What to work on:
Where the string "screenshot" occurs in the material below, report the whole line.
◇ ◇ ◇ ◇
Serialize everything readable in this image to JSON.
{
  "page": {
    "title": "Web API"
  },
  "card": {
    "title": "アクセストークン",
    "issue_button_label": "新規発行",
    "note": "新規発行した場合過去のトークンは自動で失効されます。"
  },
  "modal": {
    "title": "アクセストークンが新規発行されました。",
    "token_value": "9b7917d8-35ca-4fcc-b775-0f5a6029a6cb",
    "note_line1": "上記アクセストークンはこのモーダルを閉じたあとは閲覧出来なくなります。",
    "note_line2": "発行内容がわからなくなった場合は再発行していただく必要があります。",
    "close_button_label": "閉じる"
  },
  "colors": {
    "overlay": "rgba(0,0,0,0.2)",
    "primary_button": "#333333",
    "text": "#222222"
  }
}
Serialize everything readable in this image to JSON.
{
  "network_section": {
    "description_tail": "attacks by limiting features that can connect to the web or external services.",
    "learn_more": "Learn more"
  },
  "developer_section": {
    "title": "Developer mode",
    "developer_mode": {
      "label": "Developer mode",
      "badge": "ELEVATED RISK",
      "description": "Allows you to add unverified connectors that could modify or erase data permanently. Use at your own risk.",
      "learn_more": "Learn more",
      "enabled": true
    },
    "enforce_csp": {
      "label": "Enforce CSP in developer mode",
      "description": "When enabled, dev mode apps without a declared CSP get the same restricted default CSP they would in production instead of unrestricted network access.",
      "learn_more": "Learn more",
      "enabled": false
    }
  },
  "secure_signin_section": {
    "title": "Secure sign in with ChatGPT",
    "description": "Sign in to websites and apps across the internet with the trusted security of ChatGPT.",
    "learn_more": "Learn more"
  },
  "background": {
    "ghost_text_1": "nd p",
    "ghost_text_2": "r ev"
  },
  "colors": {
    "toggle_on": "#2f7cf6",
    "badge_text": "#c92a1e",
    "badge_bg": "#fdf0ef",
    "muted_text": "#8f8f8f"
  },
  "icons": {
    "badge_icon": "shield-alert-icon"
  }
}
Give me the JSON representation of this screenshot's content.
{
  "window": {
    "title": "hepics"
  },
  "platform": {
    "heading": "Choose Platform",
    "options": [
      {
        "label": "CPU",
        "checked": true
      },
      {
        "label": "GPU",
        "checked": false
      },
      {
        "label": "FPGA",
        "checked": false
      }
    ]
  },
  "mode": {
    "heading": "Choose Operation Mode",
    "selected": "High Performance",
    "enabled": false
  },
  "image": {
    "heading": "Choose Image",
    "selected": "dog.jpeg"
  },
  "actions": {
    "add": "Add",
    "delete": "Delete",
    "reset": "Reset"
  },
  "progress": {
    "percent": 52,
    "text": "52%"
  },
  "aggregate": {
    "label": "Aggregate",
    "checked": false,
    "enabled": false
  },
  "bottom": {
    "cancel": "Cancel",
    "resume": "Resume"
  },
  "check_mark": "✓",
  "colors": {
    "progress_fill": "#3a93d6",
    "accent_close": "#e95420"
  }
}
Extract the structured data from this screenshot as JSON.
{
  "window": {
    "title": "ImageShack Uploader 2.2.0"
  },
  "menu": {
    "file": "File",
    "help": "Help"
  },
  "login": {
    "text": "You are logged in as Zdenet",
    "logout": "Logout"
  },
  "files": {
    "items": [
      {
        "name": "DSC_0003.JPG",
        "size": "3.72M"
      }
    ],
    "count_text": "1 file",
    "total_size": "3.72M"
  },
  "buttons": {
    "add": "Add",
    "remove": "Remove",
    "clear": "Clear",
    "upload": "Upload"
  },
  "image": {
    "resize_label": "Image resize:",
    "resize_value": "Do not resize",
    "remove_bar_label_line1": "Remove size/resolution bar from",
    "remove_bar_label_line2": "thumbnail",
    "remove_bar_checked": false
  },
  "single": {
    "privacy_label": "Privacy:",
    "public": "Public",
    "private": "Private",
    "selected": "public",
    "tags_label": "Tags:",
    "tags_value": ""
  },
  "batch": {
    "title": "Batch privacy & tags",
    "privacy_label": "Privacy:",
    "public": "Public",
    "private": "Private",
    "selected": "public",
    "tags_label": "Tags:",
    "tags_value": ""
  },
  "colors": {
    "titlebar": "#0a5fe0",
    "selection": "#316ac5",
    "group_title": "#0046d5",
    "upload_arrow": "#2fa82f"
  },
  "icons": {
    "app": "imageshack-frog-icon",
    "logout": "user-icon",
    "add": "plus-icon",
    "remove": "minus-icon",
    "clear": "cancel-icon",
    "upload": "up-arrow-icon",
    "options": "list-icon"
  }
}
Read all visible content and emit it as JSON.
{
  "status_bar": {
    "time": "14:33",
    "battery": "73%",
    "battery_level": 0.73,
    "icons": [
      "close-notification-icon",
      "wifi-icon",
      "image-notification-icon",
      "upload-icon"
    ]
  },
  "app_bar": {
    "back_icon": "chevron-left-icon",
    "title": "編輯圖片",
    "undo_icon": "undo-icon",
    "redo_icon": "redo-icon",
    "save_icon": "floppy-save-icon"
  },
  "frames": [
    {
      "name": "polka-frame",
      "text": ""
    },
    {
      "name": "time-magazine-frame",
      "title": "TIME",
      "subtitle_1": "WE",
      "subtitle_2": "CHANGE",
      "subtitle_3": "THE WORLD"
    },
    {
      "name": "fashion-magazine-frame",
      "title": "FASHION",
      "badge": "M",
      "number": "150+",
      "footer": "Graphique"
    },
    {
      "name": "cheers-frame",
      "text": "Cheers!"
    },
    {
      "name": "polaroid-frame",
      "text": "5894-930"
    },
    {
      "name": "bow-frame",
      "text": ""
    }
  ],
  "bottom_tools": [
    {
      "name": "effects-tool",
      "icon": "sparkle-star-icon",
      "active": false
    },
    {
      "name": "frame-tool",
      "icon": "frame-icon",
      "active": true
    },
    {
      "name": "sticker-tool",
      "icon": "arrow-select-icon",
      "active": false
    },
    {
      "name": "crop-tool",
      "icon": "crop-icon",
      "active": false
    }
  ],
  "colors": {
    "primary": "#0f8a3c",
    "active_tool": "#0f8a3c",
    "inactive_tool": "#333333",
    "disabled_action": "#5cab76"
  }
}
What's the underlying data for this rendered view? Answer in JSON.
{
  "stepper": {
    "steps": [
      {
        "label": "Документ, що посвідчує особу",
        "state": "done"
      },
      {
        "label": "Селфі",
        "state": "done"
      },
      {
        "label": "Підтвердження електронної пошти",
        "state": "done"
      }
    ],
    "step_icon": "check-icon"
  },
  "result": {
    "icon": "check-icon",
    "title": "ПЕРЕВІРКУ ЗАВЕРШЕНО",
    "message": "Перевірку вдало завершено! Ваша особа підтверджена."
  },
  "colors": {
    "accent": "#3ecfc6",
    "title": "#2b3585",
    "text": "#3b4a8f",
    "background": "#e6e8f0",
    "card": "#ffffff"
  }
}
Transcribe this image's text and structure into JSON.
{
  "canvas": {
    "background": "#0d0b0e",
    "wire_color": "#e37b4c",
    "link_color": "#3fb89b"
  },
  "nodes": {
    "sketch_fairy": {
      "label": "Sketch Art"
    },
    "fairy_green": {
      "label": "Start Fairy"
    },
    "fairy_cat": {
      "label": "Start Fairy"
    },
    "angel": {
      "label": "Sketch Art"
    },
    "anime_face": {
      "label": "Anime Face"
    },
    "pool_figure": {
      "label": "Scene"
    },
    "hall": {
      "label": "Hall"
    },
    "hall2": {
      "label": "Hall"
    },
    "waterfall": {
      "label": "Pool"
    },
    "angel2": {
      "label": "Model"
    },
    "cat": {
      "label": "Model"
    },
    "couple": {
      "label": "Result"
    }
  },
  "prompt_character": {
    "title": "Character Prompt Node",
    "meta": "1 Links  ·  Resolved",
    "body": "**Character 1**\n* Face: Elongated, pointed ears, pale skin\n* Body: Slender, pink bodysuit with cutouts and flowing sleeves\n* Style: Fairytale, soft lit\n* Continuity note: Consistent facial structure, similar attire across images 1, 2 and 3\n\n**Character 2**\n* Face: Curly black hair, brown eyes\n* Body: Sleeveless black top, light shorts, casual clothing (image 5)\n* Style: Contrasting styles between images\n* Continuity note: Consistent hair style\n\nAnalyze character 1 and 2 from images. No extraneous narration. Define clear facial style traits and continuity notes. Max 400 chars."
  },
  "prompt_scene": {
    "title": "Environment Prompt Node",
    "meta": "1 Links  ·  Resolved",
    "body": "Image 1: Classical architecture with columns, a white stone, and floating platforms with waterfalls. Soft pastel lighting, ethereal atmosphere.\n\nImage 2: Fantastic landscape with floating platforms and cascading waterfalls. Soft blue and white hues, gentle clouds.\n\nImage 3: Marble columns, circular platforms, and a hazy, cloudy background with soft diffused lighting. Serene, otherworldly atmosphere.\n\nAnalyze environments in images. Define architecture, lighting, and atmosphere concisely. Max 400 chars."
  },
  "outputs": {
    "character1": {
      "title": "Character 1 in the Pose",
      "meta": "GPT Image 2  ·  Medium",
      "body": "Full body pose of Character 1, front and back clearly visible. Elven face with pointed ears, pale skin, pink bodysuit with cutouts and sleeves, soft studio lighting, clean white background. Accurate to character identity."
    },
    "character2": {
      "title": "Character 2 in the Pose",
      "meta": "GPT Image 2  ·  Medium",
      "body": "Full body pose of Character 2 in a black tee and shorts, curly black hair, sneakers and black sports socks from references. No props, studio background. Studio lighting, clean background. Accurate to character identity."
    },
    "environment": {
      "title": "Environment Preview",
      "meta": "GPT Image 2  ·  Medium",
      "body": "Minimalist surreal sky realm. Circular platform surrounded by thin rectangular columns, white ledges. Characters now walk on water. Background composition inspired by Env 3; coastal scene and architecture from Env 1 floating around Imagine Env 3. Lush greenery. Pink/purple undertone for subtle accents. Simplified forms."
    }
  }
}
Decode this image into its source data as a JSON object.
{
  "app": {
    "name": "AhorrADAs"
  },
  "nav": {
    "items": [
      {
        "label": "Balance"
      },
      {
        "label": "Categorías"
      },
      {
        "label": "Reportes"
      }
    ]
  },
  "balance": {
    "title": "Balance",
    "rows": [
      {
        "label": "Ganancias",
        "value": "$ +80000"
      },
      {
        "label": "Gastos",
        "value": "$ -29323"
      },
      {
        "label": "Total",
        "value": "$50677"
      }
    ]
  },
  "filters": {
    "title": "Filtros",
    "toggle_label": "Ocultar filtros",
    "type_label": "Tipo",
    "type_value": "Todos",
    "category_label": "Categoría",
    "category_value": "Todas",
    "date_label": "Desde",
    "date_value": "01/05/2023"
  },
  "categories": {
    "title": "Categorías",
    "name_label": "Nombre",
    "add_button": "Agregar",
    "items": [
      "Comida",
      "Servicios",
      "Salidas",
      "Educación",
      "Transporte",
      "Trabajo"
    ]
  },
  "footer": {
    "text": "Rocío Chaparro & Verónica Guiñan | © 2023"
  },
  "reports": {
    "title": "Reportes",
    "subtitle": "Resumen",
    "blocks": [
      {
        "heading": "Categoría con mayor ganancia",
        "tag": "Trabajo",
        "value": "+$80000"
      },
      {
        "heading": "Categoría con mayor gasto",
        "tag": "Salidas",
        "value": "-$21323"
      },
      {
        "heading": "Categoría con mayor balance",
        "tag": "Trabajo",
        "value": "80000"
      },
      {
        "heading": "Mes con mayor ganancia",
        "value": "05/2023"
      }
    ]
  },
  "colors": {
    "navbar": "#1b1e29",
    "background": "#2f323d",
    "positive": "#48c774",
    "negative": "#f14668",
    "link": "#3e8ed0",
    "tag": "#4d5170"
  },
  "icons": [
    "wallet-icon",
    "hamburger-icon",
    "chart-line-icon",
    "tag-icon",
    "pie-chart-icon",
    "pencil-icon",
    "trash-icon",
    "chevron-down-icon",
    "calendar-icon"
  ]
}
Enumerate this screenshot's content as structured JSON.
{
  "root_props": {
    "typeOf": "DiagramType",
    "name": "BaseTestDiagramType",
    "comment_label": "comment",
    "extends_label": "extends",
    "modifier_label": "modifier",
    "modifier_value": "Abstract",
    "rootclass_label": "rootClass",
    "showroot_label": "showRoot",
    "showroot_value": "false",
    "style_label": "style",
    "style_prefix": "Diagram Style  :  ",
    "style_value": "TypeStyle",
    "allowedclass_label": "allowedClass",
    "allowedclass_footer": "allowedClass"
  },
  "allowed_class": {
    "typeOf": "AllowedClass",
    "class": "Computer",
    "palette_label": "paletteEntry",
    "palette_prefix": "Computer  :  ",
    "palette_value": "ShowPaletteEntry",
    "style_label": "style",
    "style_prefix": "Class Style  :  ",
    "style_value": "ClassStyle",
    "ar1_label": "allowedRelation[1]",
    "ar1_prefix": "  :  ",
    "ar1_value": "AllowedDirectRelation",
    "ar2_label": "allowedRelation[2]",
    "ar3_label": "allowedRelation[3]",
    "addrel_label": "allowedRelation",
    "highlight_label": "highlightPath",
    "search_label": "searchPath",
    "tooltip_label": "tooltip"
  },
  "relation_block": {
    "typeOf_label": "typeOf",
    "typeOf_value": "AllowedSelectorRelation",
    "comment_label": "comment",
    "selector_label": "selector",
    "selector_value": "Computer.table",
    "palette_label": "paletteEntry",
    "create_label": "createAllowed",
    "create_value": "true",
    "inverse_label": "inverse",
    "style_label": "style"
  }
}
◇ ◇ ◇ ◇
Finished answer:
Give me the JSON representation of this screenshot's content.
Extract the structured data from this screenshot as JSON.
Enumerate this screenshot's content as structured JSON.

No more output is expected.